Records from a collection of figures:
* START *

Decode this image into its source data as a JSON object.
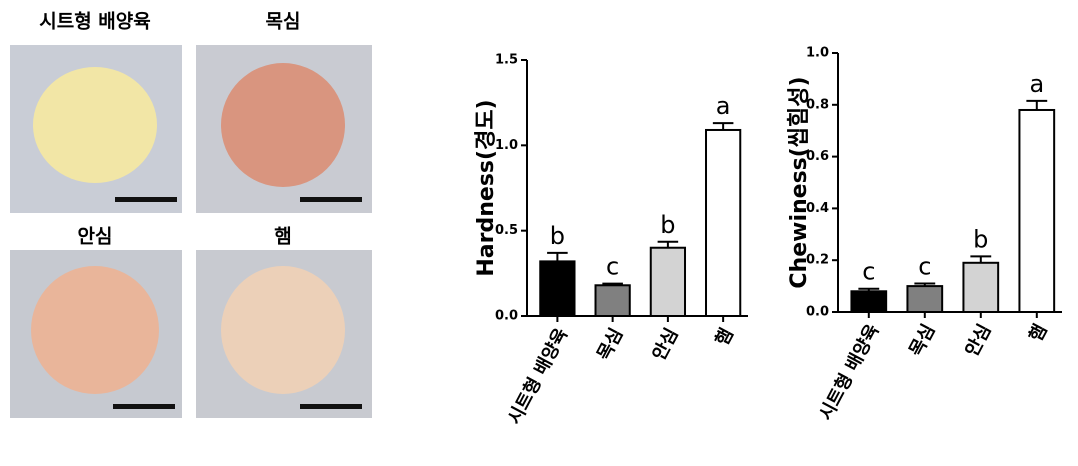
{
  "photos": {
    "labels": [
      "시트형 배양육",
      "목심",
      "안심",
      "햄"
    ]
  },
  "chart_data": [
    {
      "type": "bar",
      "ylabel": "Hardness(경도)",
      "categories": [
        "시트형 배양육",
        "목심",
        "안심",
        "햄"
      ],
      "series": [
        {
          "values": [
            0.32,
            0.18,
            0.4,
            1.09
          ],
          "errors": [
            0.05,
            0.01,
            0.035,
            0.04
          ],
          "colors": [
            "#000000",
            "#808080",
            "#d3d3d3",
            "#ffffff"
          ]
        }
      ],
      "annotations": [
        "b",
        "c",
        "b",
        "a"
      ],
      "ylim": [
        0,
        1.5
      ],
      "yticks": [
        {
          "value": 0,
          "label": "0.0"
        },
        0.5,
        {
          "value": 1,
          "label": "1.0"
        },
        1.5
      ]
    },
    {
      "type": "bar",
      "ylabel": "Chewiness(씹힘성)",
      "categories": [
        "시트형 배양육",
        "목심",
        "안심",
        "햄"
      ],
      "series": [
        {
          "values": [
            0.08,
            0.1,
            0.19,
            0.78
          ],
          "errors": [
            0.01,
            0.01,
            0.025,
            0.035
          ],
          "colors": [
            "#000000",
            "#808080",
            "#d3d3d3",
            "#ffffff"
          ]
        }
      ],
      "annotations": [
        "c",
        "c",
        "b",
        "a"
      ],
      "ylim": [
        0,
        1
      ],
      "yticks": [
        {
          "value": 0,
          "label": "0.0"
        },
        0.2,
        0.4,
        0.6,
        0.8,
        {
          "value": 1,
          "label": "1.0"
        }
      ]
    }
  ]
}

* END *
* START *

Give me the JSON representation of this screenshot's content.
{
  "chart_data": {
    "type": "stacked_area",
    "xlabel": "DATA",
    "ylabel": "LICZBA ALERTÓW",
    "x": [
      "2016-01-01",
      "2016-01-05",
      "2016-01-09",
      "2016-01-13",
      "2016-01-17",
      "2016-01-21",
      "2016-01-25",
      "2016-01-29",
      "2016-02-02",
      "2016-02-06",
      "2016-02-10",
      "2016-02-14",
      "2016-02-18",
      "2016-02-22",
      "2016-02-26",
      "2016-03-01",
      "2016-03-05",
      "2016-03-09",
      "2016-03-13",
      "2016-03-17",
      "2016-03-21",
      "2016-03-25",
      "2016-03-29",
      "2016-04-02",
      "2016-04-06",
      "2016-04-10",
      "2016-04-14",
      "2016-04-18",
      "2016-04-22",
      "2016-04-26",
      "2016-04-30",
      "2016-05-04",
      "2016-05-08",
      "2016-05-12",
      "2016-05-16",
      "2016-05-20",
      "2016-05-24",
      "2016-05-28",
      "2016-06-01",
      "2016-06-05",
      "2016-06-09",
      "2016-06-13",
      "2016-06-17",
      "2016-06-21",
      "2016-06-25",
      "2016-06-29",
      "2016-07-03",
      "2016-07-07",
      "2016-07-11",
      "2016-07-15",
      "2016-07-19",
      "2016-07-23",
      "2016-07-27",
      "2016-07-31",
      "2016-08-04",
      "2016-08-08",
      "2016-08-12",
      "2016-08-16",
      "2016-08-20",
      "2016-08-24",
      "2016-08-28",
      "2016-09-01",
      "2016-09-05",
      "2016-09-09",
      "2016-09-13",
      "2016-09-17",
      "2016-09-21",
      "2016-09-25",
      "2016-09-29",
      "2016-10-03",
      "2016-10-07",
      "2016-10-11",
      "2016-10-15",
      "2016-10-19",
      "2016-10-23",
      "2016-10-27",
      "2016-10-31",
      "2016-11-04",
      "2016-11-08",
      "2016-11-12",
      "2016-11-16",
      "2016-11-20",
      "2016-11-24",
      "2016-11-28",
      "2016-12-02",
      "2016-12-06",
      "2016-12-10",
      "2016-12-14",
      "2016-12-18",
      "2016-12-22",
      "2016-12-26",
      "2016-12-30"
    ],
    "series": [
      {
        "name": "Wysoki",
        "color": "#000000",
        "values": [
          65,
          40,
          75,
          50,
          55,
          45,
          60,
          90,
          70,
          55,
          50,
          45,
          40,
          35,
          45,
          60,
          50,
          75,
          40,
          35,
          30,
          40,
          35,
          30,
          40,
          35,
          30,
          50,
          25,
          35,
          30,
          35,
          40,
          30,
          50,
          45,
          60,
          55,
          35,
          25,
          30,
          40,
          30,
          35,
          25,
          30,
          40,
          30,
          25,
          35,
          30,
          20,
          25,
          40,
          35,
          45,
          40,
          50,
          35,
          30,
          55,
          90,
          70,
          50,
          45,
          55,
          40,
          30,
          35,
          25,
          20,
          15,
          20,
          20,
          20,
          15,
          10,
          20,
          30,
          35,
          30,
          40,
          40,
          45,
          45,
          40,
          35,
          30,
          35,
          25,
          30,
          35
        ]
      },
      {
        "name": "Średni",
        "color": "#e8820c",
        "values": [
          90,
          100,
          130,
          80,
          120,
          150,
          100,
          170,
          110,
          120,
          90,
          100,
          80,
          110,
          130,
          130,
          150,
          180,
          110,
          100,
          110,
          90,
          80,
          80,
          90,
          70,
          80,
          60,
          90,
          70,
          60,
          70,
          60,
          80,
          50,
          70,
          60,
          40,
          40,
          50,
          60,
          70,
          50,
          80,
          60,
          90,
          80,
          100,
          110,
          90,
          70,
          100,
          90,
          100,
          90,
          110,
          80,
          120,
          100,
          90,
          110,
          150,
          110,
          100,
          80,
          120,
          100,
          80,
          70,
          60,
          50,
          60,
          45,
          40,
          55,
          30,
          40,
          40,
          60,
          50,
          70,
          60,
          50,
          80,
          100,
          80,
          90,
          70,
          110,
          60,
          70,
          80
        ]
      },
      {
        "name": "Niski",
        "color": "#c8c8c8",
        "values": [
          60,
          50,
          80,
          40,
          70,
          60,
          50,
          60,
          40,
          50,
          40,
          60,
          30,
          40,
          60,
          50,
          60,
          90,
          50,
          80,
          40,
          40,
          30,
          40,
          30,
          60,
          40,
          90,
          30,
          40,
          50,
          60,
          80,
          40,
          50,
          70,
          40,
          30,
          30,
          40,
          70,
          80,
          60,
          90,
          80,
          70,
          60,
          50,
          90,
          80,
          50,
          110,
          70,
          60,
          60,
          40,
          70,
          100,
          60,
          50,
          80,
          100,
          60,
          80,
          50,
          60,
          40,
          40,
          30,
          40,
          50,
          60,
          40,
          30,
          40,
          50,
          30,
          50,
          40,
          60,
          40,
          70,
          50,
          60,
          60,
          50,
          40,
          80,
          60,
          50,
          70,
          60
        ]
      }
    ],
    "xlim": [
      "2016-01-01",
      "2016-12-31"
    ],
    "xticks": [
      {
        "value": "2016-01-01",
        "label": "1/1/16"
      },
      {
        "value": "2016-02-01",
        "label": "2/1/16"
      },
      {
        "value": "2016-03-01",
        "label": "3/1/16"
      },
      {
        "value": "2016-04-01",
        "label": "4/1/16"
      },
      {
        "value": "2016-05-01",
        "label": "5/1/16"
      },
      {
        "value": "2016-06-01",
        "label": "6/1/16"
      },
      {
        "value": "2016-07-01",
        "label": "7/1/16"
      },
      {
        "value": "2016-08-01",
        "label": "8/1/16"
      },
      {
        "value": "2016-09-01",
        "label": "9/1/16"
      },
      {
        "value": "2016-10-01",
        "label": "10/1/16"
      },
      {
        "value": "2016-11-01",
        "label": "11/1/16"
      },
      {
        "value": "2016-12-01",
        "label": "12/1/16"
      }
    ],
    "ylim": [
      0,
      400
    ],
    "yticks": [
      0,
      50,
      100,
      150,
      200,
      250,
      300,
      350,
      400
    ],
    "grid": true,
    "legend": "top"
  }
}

* END *

**Problem to work on**
Only lines with the word "ylabel" are wanted, so copy each one from the records.

**Complete response**
      "ylabel": "Hardness(경도)",
      "ylabel": "Chewiness(씹힘성)",
    "ylabel": "LICZBA ALERTÓW",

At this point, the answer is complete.